Directive:
Your task is to reproduce the material exactly.

─── Input material

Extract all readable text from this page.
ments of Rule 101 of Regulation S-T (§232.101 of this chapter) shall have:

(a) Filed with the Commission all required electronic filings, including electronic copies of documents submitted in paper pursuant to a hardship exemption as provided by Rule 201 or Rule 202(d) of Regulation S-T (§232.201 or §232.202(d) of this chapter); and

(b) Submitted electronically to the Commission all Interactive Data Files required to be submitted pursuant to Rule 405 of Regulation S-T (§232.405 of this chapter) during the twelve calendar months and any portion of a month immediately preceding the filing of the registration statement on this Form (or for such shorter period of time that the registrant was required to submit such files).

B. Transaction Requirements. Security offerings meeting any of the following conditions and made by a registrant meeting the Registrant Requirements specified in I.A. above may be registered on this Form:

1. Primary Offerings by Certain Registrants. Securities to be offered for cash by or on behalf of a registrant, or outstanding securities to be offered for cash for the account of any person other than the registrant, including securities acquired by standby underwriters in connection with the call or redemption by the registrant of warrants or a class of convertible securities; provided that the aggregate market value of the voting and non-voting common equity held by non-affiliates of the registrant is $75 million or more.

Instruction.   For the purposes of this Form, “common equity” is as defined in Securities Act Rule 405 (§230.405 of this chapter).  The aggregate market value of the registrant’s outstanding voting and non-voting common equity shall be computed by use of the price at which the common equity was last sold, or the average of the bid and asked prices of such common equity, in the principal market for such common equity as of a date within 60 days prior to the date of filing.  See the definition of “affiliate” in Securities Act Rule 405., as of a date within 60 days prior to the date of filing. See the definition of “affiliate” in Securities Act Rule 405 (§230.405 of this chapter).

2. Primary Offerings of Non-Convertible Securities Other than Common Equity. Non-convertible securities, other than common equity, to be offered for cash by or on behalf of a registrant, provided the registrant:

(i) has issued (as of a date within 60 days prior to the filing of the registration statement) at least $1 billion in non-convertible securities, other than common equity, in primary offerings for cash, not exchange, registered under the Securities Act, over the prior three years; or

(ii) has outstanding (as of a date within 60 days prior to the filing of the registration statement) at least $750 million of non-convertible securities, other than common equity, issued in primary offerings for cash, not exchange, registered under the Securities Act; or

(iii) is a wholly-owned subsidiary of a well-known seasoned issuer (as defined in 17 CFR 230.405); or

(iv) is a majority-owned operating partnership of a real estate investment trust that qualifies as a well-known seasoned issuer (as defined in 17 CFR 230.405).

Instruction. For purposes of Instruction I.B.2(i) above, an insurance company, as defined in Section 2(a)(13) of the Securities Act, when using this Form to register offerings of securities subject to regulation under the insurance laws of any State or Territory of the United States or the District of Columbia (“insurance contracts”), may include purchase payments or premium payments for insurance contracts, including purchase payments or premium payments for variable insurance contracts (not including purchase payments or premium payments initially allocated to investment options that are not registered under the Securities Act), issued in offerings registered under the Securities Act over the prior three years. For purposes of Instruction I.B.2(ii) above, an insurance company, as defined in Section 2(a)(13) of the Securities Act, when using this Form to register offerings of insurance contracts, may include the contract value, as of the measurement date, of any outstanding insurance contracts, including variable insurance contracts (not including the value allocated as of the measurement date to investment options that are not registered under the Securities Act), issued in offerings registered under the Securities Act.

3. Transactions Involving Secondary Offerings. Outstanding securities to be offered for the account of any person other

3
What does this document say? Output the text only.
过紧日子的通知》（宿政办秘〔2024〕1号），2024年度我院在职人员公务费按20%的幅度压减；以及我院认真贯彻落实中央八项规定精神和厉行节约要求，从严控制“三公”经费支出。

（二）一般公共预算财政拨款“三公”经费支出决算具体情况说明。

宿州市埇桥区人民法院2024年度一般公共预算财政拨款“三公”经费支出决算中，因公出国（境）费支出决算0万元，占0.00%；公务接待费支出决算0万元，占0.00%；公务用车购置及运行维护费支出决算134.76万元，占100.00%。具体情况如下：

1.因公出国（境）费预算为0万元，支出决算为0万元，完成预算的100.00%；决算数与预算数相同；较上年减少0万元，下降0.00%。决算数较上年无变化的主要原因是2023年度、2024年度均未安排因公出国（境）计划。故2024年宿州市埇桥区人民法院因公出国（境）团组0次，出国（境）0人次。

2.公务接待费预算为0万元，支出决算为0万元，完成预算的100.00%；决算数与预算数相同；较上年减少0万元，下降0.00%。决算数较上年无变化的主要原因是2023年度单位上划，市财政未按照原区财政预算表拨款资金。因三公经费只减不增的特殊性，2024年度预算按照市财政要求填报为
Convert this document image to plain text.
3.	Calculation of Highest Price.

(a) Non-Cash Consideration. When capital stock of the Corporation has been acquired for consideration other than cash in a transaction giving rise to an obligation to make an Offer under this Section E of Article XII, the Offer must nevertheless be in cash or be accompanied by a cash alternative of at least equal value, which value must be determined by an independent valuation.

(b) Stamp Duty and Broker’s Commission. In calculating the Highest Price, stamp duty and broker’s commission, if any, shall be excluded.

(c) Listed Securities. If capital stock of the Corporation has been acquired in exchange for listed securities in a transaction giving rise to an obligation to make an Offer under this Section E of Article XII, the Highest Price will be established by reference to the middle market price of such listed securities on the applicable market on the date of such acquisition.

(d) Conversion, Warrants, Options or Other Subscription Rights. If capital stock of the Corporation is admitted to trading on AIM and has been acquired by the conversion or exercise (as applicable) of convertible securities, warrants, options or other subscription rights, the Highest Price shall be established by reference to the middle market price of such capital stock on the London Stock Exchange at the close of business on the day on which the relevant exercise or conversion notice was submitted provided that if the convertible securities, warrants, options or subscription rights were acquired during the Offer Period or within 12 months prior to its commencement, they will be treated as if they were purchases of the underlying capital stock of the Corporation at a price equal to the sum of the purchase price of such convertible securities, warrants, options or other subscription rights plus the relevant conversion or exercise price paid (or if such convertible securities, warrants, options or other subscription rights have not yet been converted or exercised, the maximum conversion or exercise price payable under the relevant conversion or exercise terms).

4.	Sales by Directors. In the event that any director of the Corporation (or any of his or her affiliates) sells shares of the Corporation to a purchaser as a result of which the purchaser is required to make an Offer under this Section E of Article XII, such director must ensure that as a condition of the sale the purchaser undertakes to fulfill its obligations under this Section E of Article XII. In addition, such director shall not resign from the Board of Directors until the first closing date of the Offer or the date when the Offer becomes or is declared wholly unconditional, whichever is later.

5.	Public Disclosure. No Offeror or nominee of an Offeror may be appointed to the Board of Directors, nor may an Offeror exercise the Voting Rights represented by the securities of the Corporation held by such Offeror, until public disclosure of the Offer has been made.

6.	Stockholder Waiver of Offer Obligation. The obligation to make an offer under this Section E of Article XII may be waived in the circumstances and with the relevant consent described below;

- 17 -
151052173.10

──────

Full answer:
Extract all readable text from this page.
ments of Rule 101 of Regulation S-T (§232.101 of this chapter) shall have:

(a) Filed with the Commission all required electronic filings, including electronic copies of documents submitted in paper pursuant to a hardship exemption as provided by Rule 201 or Rule 202(d) of Regulation S-T (§232.201 or §232.202(d) of this chapter); and

(b) Submitted electronically to the Commission all Interactive Data Files required to be submitted pursuant to Rule 405 of Regulation S-T (§232.405 of this chapter) during the twelve calendar months and any portion of a month immediately preceding the filing of the registration statement on this Form (or for such shorter period of time that the registrant was required to submit such files).

B. Transaction Requirements. Security offerings meeting any of the following conditions and made by a registrant meeting the Registrant Requirements specified in I.A. above may be registered on this Form:

1. Primary Offerings by Certain Registrants. Securities to be offered for cash by or on behalf of a registrant, or outstanding securities to be offered for cash for the account of any person other than the registrant, including securities acquired by standby underwriters in connection with the call or redemption by the registrant of warrants or a class of convertible securities; provided that the aggregate market value of the voting and non-voting common equity held by non-affiliates of the registrant is $75 million or more.

Instruction.   For the purposes of this Form, “common equity” is as defined in Securities Act Rule 405 (§230.405 of this chapter).  The aggregate market value of the registrant’s outstanding voting and non-voting common equity shall be computed by use of the price at which the common equity was last sold, or the average of the bid and asked prices of such common equity, in the principal market for such common equity as of a date within 60 days prior to the date of filing.  See the definition of “affiliate” in Securities Act Rule 405., as of a date within 60 days prior to the date of filing. See the definition of “affiliate” in Securities Act Rule 405 (§230.405 of this chapter).

2. Primary Offerings of Non-Convertible Securities Other than Common Equity. Non-convertible securities, other than common equity, to be offered for cash by or on behalf of a registrant, provided the registrant:

(i) has issued (as of a date within 60 days prior to the filing of the registration statement) at least $1 billion in non-convertible securities, other than common equity, in primary offerings for cash, not exchange, registered under the Securities Act, over the prior three years; or

(ii) has outstanding (as of a date within 60 days prior to the filing of the registration statement) at least $750 million of non-convertible securities, other than common equity, issued in primary offerings for cash, not exchange, registered under the Securities Act; or

(iii) is a wholly-owned subsidiary of a well-known seasoned issuer (as defined in 17 CFR 230.405); or

(iv) is a majority-owned operating partnership of a real estate investment trust that qualifies as a well-known seasoned issuer (as defined in 17 CFR 230.405).

Instruction. For purposes of Instruction I.B.2(i) above, an insurance company, as defined in Section 2(a)(13) of the Securities Act, when using this Form to register offerings of securities subject to regulation under the insurance laws of any State or Territory of the United States or the District of Columbia (“insurance contracts”), may include purchase payments or premium payments for insurance contracts, including purchase payments or premium payments for variable insurance contracts (not including purchase payments or premium payments initially allocated to investment options that are not registered under the Securities Act), issued in offerings registered under the Securities Act over the prior three years. For purposes of Instruction I.B.2(ii) above, an insurance company, as defined in Section 2(a)(13) of the Securities Act, when using this Form to register offerings of insurance contracts, may include the contract value, as of the measurement date, of any outstanding insurance contracts, including variable insurance contracts (not including the value allocated as of the measurement date to investment options that are not registered under the Securities Act), issued in offerings registered under the Securities Act.

3. Transactions Involving Secondary Offerings. Outstanding securities to be offered for the account of any person other

3
What does this document say? Output the text only.
过紧日子的通知》（宿政办秘〔2024〕1号），2024年度我院在职人员公务费按20%的幅度压减；以及我院认真贯彻落实中央八项规定精神和厉行节约要求，从严控制“三公”经费支出。

（二）一般公共预算财政拨款“三公”经费支出决算具体情况说明。

宿州市埇桥区人民法院2024年度一般公共预算财政拨款“三公”经费支出决算中，因公出国（境）费支出决算0万元，占0.00%；公务接待费支出决算0万元，占0.00%；公务用车购置及运行维护费支出决算134.76万元，占100.00%。具体情况如下：

1.因公出国（境）费预算为0万元，支出决算为0万元，完成预算的100.00%；决算数与预算数相同；较上年减少0万元，下降0.00%。决算数较上年无变化的主要原因是2023年度、2024年度均未安排因公出国（境）计划。故2024年宿州市埇桥区人民法院因公出国（境）团组0次，出国（境）0人次。

2.公务接待费预算为0万元，支出决算为0万元，完成预算的100.00%；决算数与预算数相同；较上年减少0万元，下降0.00%。决算数较上年无变化的主要原因是2023年度单位上划，市财政未按照原区财政预算表拨款资金。因三公经费只减不增的特殊性，2024年度预算按照市财政要求填报为
Convert this document image to plain text.
3.	Calculation of Highest Price.

(a) Non-Cash Consideration. When capital stock of the Corporation has been acquired for consideration other than cash in a transaction giving rise to an obligation to make an Offer under this Section E of Article XII, the Offer must nevertheless be in cash or be accompanied by a cash alternative of at least equal value, which value must be determined by an independent valuation.

(b) Stamp Duty and Broker’s Commission. In calculating the Highest Price, stamp duty and broker’s commission, if any, shall be excluded.

(c) Listed Securities. If capital stock of the Corporation has been acquired in exchange for listed securities in a transaction giving rise to an obligation to make an Offer under this Section E of Article XII, the Highest Price will be established by reference to the middle market price of such listed securities on the applicable market on the date of such acquisition.

(d) Conversion, Warrants, Options or Other Subscription Rights. If capital stock of the Corporation is admitted to trading on AIM and has been acquired by the conversion or exercise (as applicable) of convertible securities, warrants, options or other subscription rights, the Highest Price shall be established by reference to the middle market price of such capital stock on the London Stock Exchange at the close of business on the day on which the relevant exercise or conversion notice was submitted provided that if the convertible securities, warrants, options or subscription rights were acquired during the Offer Period or within 12 months prior to its commencement, they will be treated as if they were purchases of the underlying capital stock of the Corporation at a price equal to the sum of the purchase price of such convertible securities, warrants, options or other subscription rights plus the relevant conversion or exercise price paid (or if such convertible securities, warrants, options or other subscription rights have not yet been converted or exercised, the maximum conversion or exercise price payable under the relevant conversion or exercise terms).

4.	Sales by Directors. In the event that any director of the Corporation (or any of his or her affiliates) sells shares of the Corporation to a purchaser as a result of which the purchaser is required to make an Offer under this Section E of Article XII, such director must ensure that as a condition of the sale the purchaser undertakes to fulfill its obligations under this Section E of Article XII. In addition, such director shall not resign from the Board of Directors until the first closing date of the Offer or the date when the Offer becomes or is declared wholly unconditional, whichever is later.

5.	Public Disclosure. No Offeror or nominee of an Offeror may be appointed to the Board of Directors, nor may an Offeror exercise the Voting Rights represented by the securities of the Corporation held by such Offeror, until public disclosure of the Offer has been made.

6.	Stockholder Waiver of Offer Obligation. The obligation to make an offer under this Section E of Article XII may be waived in the circumstances and with the relevant consent described below;

- 17 -
151052173.10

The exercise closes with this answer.